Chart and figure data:
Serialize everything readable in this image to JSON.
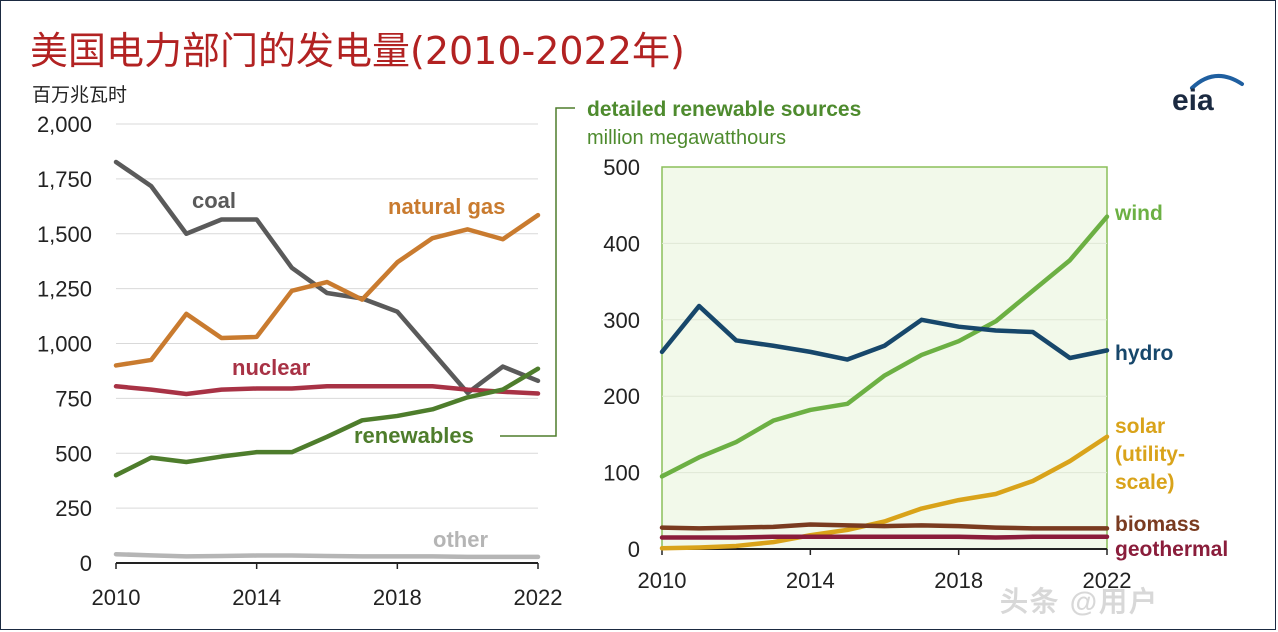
{
  "title": "美国电力部门的发电量(2010-2022年)",
  "subtitle": "百万兆瓦时",
  "logo_text": "eia",
  "colors": {
    "coal": "#5a5a5a",
    "natural_gas": "#c97b2f",
    "nuclear": "#a83245",
    "renewables": "#4e7d2c",
    "other": "#b5b5b5",
    "wind": "#6cb043",
    "hydro": "#17476b",
    "solar": "#d9a31a",
    "biomass": "#7a3b20",
    "geothermal": "#8a1d3b",
    "title": "#b22222",
    "inset_bg": "#f2f9ea",
    "inset_border": "#8bbf5a",
    "inset_title": "#4e8b2e"
  },
  "chart_data": [
    {
      "type": "line",
      "title": "美国电力部门的发电量(2010-2022年)",
      "ylabel": "百万兆瓦时",
      "xlim": [
        2010,
        2022
      ],
      "ylim": [
        0,
        2000
      ],
      "x_ticks": [
        "2010",
        "2014",
        "2018",
        "2022"
      ],
      "y_ticks": [
        "0",
        "250",
        "500",
        "750",
        "1,000",
        "1,250",
        "1,500",
        "1,750",
        "2,000"
      ],
      "x": [
        2010,
        2011,
        2012,
        2013,
        2014,
        2015,
        2016,
        2017,
        2018,
        2019,
        2020,
        2021,
        2022
      ],
      "series": [
        {
          "name": "coal",
          "key": "coal",
          "values": [
            1827,
            1717,
            1500,
            1565,
            1565,
            1345,
            1230,
            1205,
            1145,
            960,
            775,
            895,
            830
          ]
        },
        {
          "name": "natural gas",
          "key": "natural_gas",
          "values": [
            900,
            925,
            1135,
            1025,
            1030,
            1240,
            1280,
            1200,
            1370,
            1480,
            1520,
            1475,
            1585
          ]
        },
        {
          "name": "nuclear",
          "key": "nuclear",
          "values": [
            805,
            790,
            770,
            790,
            795,
            795,
            805,
            805,
            805,
            805,
            790,
            780,
            772
          ]
        },
        {
          "name": "renewables",
          "key": "renewables",
          "values": [
            400,
            480,
            460,
            485,
            505,
            505,
            575,
            650,
            670,
            700,
            755,
            790,
            885
          ]
        },
        {
          "name": "other",
          "key": "other",
          "values": [
            40,
            35,
            30,
            32,
            34,
            34,
            32,
            30,
            30,
            30,
            28,
            28,
            28
          ]
        }
      ]
    },
    {
      "type": "line",
      "title": "detailed renewable sources",
      "ylabel": "million megawatthours",
      "xlim": [
        2010,
        2022
      ],
      "ylim": [
        0,
        500
      ],
      "x_ticks": [
        "2010",
        "2014",
        "2018",
        "2022"
      ],
      "y_ticks": [
        "0",
        "100",
        "200",
        "300",
        "400",
        "500"
      ],
      "x": [
        2010,
        2011,
        2012,
        2013,
        2014,
        2015,
        2016,
        2017,
        2018,
        2019,
        2020,
        2021,
        2022
      ],
      "series": [
        {
          "name": "wind",
          "key": "wind",
          "values": [
            95,
            120,
            140,
            168,
            182,
            190,
            227,
            254,
            272,
            298,
            338,
            378,
            435
          ]
        },
        {
          "name": "hydro",
          "key": "hydro",
          "values": [
            258,
            318,
            273,
            266,
            258,
            248,
            266,
            300,
            291,
            286,
            284,
            250,
            260
          ]
        },
        {
          "name": "solar (utility-scale)",
          "key": "solar",
          "values": [
            1,
            2,
            4,
            9,
            18,
            25,
            36,
            53,
            64,
            72,
            89,
            115,
            147
          ]
        },
        {
          "name": "biomass",
          "key": "biomass",
          "values": [
            28,
            27,
            28,
            29,
            32,
            31,
            30,
            31,
            30,
            28,
            27,
            27,
            27
          ]
        },
        {
          "name": "geothermal",
          "key": "geothermal",
          "values": [
            15,
            15,
            15,
            16,
            16,
            16,
            16,
            16,
            16,
            15,
            16,
            16,
            16
          ]
        }
      ],
      "label_lines": [
        {
          "key": "solar",
          "lines": [
            "solar",
            "(utility-",
            "scale)"
          ]
        }
      ]
    }
  ],
  "inset_heading": {
    "line1": "detailed renewable sources",
    "line2": "million megawatthours"
  },
  "watermark": "头条 @用户"
}
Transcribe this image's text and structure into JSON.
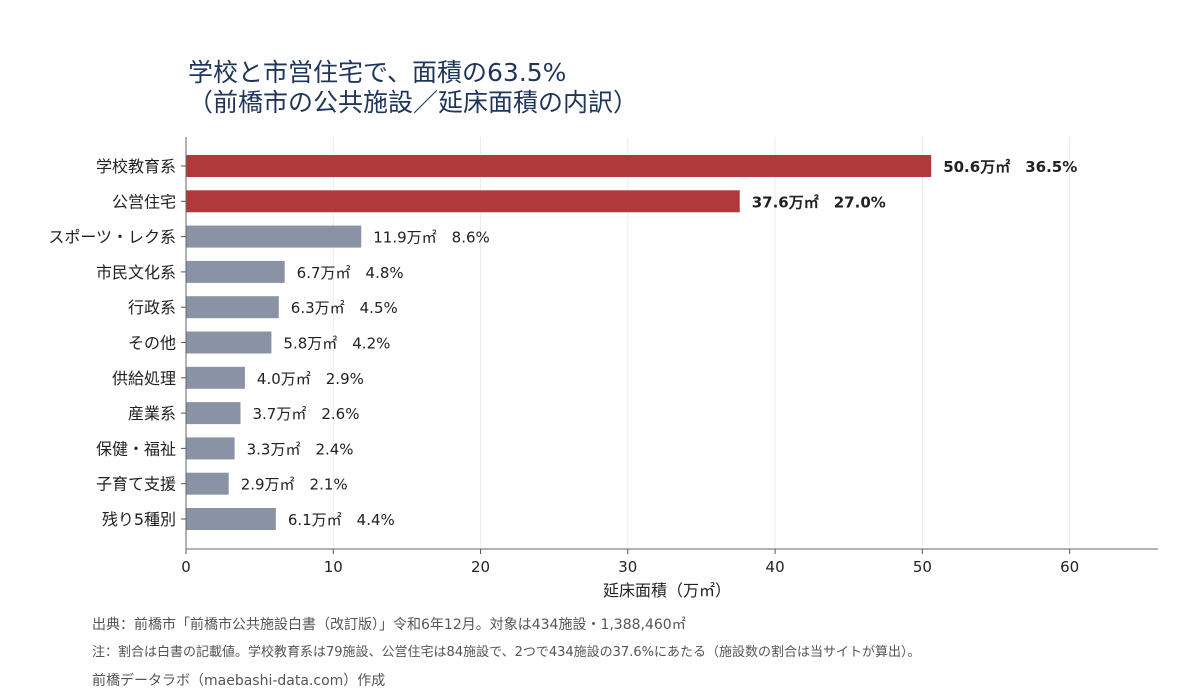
{
  "title": {
    "line1": "学校と市営住宅で、面積の63.5%",
    "line2": "（前橋市の公共施設／延床面積の内訳）"
  },
  "chart_data": {
    "type": "bar",
    "orientation": "horizontal",
    "categories": [
      "学校教育系",
      "公営住宅",
      "スポーツ・レク系",
      "市民文化系",
      "行政系",
      "その他",
      "供給処理",
      "産業系",
      "保健・福祉",
      "子育て支援",
      "残り5種別"
    ],
    "values": [
      50.6,
      37.6,
      11.9,
      6.7,
      6.3,
      5.8,
      4.0,
      3.7,
      3.3,
      2.9,
      6.1
    ],
    "data_labels": [
      "50.6万㎡　36.5%",
      "37.6万㎡　27.0%",
      "11.9万㎡　8.6%",
      "6.7万㎡　4.8%",
      "6.3万㎡　4.5%",
      "5.8万㎡　4.2%",
      "4.0万㎡　2.9%",
      "3.7万㎡　2.6%",
      "3.3万㎡　2.4%",
      "2.9万㎡　2.1%",
      "6.1万㎡　4.4%"
    ],
    "highlight": [
      true,
      true,
      false,
      false,
      false,
      false,
      false,
      false,
      false,
      false,
      false
    ],
    "xlabel": "延床面積（万㎡）",
    "xlim": [
      0,
      66
    ],
    "xticks": [
      0,
      10,
      20,
      30,
      40,
      50,
      60
    ],
    "grid": true,
    "colors": {
      "highlight": "#b0393b",
      "normal": "#8a93a5"
    }
  },
  "notes": {
    "source": "出典：前橋市「前橋市公共施設白書（改訂版）」令和6年12月。対象は434施設・1,388,460㎡",
    "note": "注：割合は白書の記載値。学校教育系は79施設、公営住宅は84施設で、2つで434施設の37.6%にあたる（施設数の割合は当サイトが算出）。",
    "credit": "前橋データラボ（maebashi-data.com）作成"
  }
}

* EXERCISE GOAL
In the records above, locate each line with the word "biomass". Copy all such lines.

* SOLUTION FOR THIS TASK
    "biomass": "#7a3b20",
          "name": "biomass",
          "key": "biomass",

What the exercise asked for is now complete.